→ **Figure record listings**:
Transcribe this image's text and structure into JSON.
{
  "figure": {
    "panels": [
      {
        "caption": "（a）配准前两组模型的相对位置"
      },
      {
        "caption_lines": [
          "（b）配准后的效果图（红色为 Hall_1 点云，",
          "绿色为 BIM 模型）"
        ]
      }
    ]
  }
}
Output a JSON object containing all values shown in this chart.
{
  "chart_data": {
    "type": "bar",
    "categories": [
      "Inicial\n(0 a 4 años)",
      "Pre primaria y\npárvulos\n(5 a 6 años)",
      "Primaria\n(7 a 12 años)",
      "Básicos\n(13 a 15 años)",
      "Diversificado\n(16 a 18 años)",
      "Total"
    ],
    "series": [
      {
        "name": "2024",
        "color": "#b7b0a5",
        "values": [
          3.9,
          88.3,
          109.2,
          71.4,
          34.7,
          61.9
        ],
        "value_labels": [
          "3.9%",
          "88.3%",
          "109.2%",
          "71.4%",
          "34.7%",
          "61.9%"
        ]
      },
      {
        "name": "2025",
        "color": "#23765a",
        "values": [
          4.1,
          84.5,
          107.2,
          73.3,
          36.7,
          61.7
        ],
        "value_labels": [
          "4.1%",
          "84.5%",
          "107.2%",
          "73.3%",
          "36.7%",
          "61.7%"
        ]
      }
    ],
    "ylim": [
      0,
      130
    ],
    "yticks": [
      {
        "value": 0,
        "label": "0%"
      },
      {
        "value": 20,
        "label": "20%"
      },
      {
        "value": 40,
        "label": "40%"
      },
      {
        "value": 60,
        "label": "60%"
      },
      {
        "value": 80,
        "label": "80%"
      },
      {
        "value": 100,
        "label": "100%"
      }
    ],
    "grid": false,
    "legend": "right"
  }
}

→ **WHAT TO DO**:
Show every line from the entries above in which the word "años" appears.

→ **OUTPUT BELOW**:
      "Inicial\n(0 a 4 años)",
      "Pre primaria y\npárvulos\n(5 a 6 años)",
      "Primaria\n(7 a 12 años)",
      "Básicos\n(13 a 15 años)",
      "Diversificado\n(16 a 18 años)",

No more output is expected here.